(Data extracted from a collection)
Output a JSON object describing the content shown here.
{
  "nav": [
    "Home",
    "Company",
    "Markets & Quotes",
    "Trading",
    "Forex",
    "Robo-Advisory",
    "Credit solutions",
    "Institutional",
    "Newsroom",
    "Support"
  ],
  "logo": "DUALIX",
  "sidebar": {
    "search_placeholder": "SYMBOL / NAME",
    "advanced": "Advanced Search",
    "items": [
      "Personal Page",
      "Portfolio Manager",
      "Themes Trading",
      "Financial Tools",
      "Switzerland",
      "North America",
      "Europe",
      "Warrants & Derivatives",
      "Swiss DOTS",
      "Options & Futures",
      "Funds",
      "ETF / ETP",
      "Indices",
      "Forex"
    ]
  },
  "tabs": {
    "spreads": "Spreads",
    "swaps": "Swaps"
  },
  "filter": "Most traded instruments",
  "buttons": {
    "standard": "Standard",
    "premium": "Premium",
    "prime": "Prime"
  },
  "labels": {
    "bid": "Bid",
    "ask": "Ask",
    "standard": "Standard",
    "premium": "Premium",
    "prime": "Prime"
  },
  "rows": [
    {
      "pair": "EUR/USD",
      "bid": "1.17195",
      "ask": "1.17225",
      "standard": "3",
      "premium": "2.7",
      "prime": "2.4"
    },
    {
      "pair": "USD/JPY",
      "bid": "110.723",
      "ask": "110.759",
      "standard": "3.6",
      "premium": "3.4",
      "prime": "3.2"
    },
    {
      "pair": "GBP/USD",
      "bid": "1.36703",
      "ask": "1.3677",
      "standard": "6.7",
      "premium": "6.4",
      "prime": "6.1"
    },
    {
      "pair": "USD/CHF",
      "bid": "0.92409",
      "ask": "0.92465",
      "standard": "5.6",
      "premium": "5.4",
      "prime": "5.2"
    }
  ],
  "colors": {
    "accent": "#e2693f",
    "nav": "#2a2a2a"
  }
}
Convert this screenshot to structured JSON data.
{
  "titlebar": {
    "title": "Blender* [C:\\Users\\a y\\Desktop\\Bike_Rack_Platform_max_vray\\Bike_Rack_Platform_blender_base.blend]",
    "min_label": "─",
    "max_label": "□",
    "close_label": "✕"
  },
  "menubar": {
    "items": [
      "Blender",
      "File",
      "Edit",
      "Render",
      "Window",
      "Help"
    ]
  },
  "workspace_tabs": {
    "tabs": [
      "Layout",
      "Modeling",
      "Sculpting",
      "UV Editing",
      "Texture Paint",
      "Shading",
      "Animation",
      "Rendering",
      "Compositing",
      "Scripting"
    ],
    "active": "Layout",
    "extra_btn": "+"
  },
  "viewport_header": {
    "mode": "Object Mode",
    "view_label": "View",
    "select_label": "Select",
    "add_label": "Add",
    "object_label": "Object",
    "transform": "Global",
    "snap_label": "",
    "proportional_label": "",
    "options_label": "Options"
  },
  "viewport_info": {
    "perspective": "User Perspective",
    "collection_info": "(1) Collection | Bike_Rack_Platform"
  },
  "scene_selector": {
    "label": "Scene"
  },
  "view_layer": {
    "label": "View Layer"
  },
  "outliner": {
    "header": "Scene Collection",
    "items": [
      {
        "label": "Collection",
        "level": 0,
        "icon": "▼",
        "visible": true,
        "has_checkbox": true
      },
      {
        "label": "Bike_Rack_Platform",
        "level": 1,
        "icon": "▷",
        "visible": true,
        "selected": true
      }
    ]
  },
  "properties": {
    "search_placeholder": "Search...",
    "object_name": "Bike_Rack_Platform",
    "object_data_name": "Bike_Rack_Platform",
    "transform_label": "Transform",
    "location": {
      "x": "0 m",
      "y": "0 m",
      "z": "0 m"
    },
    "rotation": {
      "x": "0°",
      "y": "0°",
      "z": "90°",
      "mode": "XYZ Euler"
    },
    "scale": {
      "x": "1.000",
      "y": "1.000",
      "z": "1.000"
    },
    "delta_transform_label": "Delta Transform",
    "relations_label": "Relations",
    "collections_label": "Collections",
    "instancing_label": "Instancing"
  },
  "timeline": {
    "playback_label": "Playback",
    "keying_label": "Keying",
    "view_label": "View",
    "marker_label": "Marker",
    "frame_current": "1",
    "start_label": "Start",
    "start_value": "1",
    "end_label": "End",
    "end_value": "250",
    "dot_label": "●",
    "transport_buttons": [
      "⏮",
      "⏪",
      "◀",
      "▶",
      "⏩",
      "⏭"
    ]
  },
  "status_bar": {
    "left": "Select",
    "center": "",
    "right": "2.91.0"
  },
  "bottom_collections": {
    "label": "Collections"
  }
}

Directive → Send back every record, precisely as written.

Exercise solution →
Output a JSON object describing the content shown here.
{
  "nav": [
    "Home",
    "Company",
    "Markets & Quotes",
    "Trading",
    "Forex",
    "Robo-Advisory",
    "Credit solutions",
    "Institutional",
    "Newsroom",
    "Support"
  ],
  "logo": "DUALIX",
  "sidebar": {
    "search_placeholder": "SYMBOL / NAME",
    "advanced": "Advanced Search",
    "items": [
      "Personal Page",
      "Portfolio Manager",
      "Themes Trading",
      "Financial Tools",
      "Switzerland",
      "North America",
      "Europe",
      "Warrants & Derivatives",
      "Swiss DOTS",
      "Options & Futures",
      "Funds",
      "ETF / ETP",
      "Indices",
      "Forex"
    ]
  },
  "tabs": {
    "spreads": "Spreads",
    "swaps": "Swaps"
  },
  "filter": "Most traded instruments",
  "buttons": {
    "standard": "Standard",
    "premium": "Premium",
    "prime": "Prime"
  },
  "labels": {
    "bid": "Bid",
    "ask": "Ask",
    "standard": "Standard",
    "premium": "Premium",
    "prime": "Prime"
  },
  "rows": [
    {
      "pair": "EUR/USD",
      "bid": "1.17195",
      "ask": "1.17225",
      "standard": "3",
      "premium": "2.7",
      "prime": "2.4"
    },
    {
      "pair": "USD/JPY",
      "bid": "110.723",
      "ask": "110.759",
      "standard": "3.6",
      "premium": "3.4",
      "prime": "3.2"
    },
    {
      "pair": "GBP/USD",
      "bid": "1.36703",
      "ask": "1.3677",
      "standard": "6.7",
      "premium": "6.4",
      "prime": "6.1"
    },
    {
      "pair": "USD/CHF",
      "bid": "0.92409",
      "ask": "0.92465",
      "standard": "5.6",
      "premium": "5.4",
      "prime": "5.2"
    }
  ],
  "colors": {
    "accent": "#e2693f",
    "nav": "#2a2a2a"
  }
}
Convert this screenshot to structured JSON data.
{
  "titlebar": {
    "title": "Blender* [C:\\Users\\a y\\Desktop\\Bike_Rack_Platform_max_vray\\Bike_Rack_Platform_blender_base.blend]",
    "min_label": "─",
    "max_label": "□",
    "close_label": "✕"
  },
  "menubar": {
    "items": [
      "Blender",
      "File",
      "Edit",
      "Render",
      "Window",
      "Help"
    ]
  },
  "workspace_tabs": {
    "tabs": [
      "Layout",
      "Modeling",
      "Sculpting",
      "UV Editing",
      "Texture Paint",
      "Shading",
      "Animation",
      "Rendering",
      "Compositing",
      "Scripting"
    ],
    "active": "Layout",
    "extra_btn": "+"
  },
  "viewport_header": {
    "mode": "Object Mode",
    "view_label": "View",
    "select_label": "Select",
    "add_label": "Add",
    "object_label": "Object",
    "transform": "Global",
    "snap_label": "",
    "proportional_label": "",
    "options_label": "Options"
  },
  "viewport_info": {
    "perspective": "User Perspective",
    "collection_info": "(1) Collection | Bike_Rack_Platform"
  },
  "scene_selector": {
    "label": "Scene"
  },
  "view_layer": {
    "label": "View Layer"
  },
  "outliner": {
    "header": "Scene Collection",
    "items": [
      {
        "label": "Collection",
        "level": 0,
        "icon": "▼",
        "visible": true,
        "has_checkbox": true
      },
      {
        "label": "Bike_Rack_Platform",
        "level": 1,
        "icon": "▷",
        "visible": true,
        "selected": true
      }
    ]
  },
  "properties": {
    "search_placeholder": "Search...",
    "object_name": "Bike_Rack_Platform",
    "object_data_name": "Bike_Rack_Platform",
    "transform_label": "Transform",
    "location": {
      "x": "0 m",
      "y": "0 m",
      "z": "0 m"
    },
    "rotation": {
      "x": "0°",
      "y": "0°",
      "z": "90°",
      "mode": "XYZ Euler"
    },
    "scale": {
      "x": "1.000",
      "y": "1.000",
      "z": "1.000"
    },
    "delta_transform_label": "Delta Transform",
    "relations_label": "Relations",
    "collections_label": "Collections",
    "instancing_label": "Instancing"
  },
  "timeline": {
    "playback_label": "Playback",
    "keying_label": "Keying",
    "view_label": "View",
    "marker_label": "Marker",
    "frame_current": "1",
    "start_label": "Start",
    "start_value": "1",
    "end_label": "End",
    "end_value": "250",
    "dot_label": "●",
    "transport_buttons": [
      "⏮",
      "⏪",
      "◀",
      "▶",
      "⏩",
      "⏭"
    ]
  },
  "status_bar": {
    "left": "Select",
    "center": "",
    "right": "2.91.0"
  },
  "bottom_collections": {
    "label": "Collections"
  }
}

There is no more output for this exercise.